THE TASK: Retype all of the data exactly as given.

PROVIDED ENTRIES:
★ ★ ★ ★ ★ ★ ★

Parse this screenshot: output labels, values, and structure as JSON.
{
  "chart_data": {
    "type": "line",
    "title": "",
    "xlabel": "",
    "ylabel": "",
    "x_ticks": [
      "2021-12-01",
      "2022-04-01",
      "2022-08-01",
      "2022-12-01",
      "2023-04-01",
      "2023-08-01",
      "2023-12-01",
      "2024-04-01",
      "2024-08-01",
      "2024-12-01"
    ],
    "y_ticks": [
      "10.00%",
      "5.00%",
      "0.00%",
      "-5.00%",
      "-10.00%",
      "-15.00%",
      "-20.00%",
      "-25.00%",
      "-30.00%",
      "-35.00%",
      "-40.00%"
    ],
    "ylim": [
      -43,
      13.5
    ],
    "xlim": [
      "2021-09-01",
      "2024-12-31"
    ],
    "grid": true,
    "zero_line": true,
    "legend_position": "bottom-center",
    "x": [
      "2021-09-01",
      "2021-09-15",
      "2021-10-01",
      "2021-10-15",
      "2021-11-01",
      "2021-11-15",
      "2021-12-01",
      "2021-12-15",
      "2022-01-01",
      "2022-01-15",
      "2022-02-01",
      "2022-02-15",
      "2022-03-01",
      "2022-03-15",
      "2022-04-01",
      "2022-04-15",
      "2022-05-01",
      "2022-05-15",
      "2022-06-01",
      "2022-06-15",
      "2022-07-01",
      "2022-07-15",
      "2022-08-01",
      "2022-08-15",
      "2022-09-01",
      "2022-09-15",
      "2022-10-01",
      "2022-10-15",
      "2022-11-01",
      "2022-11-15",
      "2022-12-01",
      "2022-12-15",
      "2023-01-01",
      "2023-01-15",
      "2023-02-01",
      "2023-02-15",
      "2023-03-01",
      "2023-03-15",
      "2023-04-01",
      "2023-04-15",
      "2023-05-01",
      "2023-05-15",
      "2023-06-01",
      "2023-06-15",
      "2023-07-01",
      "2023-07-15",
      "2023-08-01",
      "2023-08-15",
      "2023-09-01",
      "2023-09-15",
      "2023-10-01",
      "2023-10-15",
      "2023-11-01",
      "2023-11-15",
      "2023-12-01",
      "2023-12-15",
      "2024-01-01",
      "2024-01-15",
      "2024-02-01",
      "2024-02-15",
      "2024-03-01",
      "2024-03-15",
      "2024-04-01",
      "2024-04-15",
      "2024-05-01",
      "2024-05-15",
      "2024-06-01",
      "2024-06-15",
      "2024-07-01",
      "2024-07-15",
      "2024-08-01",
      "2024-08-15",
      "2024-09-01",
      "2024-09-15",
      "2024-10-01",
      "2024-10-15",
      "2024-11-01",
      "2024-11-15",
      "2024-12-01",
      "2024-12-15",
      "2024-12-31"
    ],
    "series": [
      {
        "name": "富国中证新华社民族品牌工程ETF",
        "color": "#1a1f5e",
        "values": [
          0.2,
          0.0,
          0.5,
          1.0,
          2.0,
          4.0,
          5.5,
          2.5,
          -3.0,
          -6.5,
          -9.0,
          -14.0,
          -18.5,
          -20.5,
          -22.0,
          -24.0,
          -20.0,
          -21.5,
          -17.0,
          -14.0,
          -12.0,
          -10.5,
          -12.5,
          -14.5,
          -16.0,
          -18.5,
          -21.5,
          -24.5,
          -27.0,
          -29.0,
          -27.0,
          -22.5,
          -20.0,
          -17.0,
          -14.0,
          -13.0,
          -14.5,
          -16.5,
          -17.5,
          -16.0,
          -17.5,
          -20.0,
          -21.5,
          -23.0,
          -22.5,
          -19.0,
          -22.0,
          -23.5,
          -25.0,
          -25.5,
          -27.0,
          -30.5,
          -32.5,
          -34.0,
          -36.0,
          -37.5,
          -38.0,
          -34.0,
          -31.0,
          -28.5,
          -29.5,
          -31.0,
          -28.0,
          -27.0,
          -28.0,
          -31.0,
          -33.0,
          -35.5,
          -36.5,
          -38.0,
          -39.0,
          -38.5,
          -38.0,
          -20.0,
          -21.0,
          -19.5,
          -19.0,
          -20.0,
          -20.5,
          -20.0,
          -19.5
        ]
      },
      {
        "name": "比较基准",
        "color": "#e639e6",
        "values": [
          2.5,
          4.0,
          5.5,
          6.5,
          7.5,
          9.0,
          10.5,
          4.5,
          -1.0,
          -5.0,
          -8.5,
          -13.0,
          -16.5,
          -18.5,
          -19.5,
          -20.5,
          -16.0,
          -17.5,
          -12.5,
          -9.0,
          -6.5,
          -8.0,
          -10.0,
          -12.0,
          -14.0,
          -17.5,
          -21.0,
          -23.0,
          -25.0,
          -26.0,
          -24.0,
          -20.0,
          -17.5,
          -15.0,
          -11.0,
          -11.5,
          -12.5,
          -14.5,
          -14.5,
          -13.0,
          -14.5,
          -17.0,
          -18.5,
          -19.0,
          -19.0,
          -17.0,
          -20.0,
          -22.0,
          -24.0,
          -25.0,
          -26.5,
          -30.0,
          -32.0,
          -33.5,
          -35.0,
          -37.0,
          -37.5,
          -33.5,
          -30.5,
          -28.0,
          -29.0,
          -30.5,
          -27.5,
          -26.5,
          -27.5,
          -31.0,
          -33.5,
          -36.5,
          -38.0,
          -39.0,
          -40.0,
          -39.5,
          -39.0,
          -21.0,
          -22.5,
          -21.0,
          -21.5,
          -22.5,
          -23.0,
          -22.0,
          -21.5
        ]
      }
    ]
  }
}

★ ★ ★ ★ ★ ★ ★

SOLVED PROBLEM:
Parse this screenshot: output labels, values, and structure as JSON.
{
  "chart_data": {
    "type": "line",
    "title": "",
    "xlabel": "",
    "ylabel": "",
    "x_ticks": [
      "2021-12-01",
      "2022-04-01",
      "2022-08-01",
      "2022-12-01",
      "2023-04-01",
      "2023-08-01",
      "2023-12-01",
      "2024-04-01",
      "2024-08-01",
      "2024-12-01"
    ],
    "y_ticks": [
      "10.00%",
      "5.00%",
      "0.00%",
      "-5.00%",
      "-10.00%",
      "-15.00%",
      "-20.00%",
      "-25.00%",
      "-30.00%",
      "-35.00%",
      "-40.00%"
    ],
    "ylim": [
      -43,
      13.5
    ],
    "xlim": [
      "2021-09-01",
      "2024-12-31"
    ],
    "grid": true,
    "zero_line": true,
    "legend_position": "bottom-center",
    "x": [
      "2021-09-01",
      "2021-09-15",
      "2021-10-01",
      "2021-10-15",
      "2021-11-01",
      "2021-11-15",
      "2021-12-01",
      "2021-12-15",
      "2022-01-01",
      "2022-01-15",
      "2022-02-01",
      "2022-02-15",
      "2022-03-01",
      "2022-03-15",
      "2022-04-01",
      "2022-04-15",
      "2022-05-01",
      "2022-05-15",
      "2022-06-01",
      "2022-06-15",
      "2022-07-01",
      "2022-07-15",
      "2022-08-01",
      "2022-08-15",
      "2022-09-01",
      "2022-09-15",
      "2022-10-01",
      "2022-10-15",
      "2022-11-01",
      "2022-11-15",
      "2022-12-01",
      "2022-12-15",
      "2023-01-01",
      "2023-01-15",
      "2023-02-01",
      "2023-02-15",
      "2023-03-01",
      "2023-03-15",
      "2023-04-01",
      "2023-04-15",
      "2023-05-01",
      "2023-05-15",
      "2023-06-01",
      "2023-06-15",
      "2023-07-01",
      "2023-07-15",
      "2023-08-01",
      "2023-08-15",
      "2023-09-01",
      "2023-09-15",
      "2023-10-01",
      "2023-10-15",
      "2023-11-01",
      "2023-11-15",
      "2023-12-01",
      "2023-12-15",
      "2024-01-01",
      "2024-01-15",
      "2024-02-01",
      "2024-02-15",
      "2024-03-01",
      "2024-03-15",
      "2024-04-01",
      "2024-04-15",
      "2024-05-01",
      "2024-05-15",
      "2024-06-01",
      "2024-06-15",
      "2024-07-01",
      "2024-07-15",
      "2024-08-01",
      "2024-08-15",
      "2024-09-01",
      "2024-09-15",
      "2024-10-01",
      "2024-10-15",
      "2024-11-01",
      "2024-11-15",
      "2024-12-01",
      "2024-12-15",
      "2024-12-31"
    ],
    "series": [
      {
        "name": "富国中证新华社民族品牌工程ETF",
        "color": "#1a1f5e",
        "values": [
          0.2,
          0.0,
          0.5,
          1.0,
          2.0,
          4.0,
          5.5,
          2.5,
          -3.0,
          -6.5,
          -9.0,
          -14.0,
          -18.5,
          -20.5,
          -22.0,
          -24.0,
          -20.0,
          -21.5,
          -17.0,
          -14.0,
          -12.0,
          -10.5,
          -12.5,
          -14.5,
          -16.0,
          -18.5,
          -21.5,
          -24.5,
          -27.0,
          -29.0,
          -27.0,
          -22.5,
          -20.0,
          -17.0,
          -14.0,
          -13.0,
          -14.5,
          -16.5,
          -17.5,
          -16.0,
          -17.5,
          -20.0,
          -21.5,
          -23.0,
          -22.5,
          -19.0,
          -22.0,
          -23.5,
          -25.0,
          -25.5,
          -27.0,
          -30.5,
          -32.5,
          -34.0,
          -36.0,
          -37.5,
          -38.0,
          -34.0,
          -31.0,
          -28.5,
          -29.5,
          -31.0,
          -28.0,
          -27.0,
          -28.0,
          -31.0,
          -33.0,
          -35.5,
          -36.5,
          -38.0,
          -39.0,
          -38.5,
          -38.0,
          -20.0,
          -21.0,
          -19.5,
          -19.0,
          -20.0,
          -20.5,
          -20.0,
          -19.5
        ]
      },
      {
        "name": "比较基准",
        "color": "#e639e6",
        "values": [
          2.5,
          4.0,
          5.5,
          6.5,
          7.5,
          9.0,
          10.5,
          4.5,
          -1.0,
          -5.0,
          -8.5,
          -13.0,
          -16.5,
          -18.5,
          -19.5,
          -20.5,
          -16.0,
          -17.5,
          -12.5,
          -9.0,
          -6.5,
          -8.0,
          -10.0,
          -12.0,
          -14.0,
          -17.5,
          -21.0,
          -23.0,
          -25.0,
          -26.0,
          -24.0,
          -20.0,
          -17.5,
          -15.0,
          -11.0,
          -11.5,
          -12.5,
          -14.5,
          -14.5,
          -13.0,
          -14.5,
          -17.0,
          -18.5,
          -19.0,
          -19.0,
          -17.0,
          -20.0,
          -22.0,
          -24.0,
          -25.0,
          -26.5,
          -30.0,
          -32.0,
          -33.5,
          -35.0,
          -37.0,
          -37.5,
          -33.5,
          -30.5,
          -28.0,
          -29.0,
          -30.5,
          -27.5,
          -26.5,
          -27.5,
          -31.0,
          -33.5,
          -36.5,
          -38.0,
          -39.0,
          -40.0,
          -39.5,
          -39.0,
          -21.0,
          -22.5,
          -21.0,
          -21.5,
          -22.5,
          -23.0,
          -22.0,
          -21.5
        ]
      }
    ]
  }
}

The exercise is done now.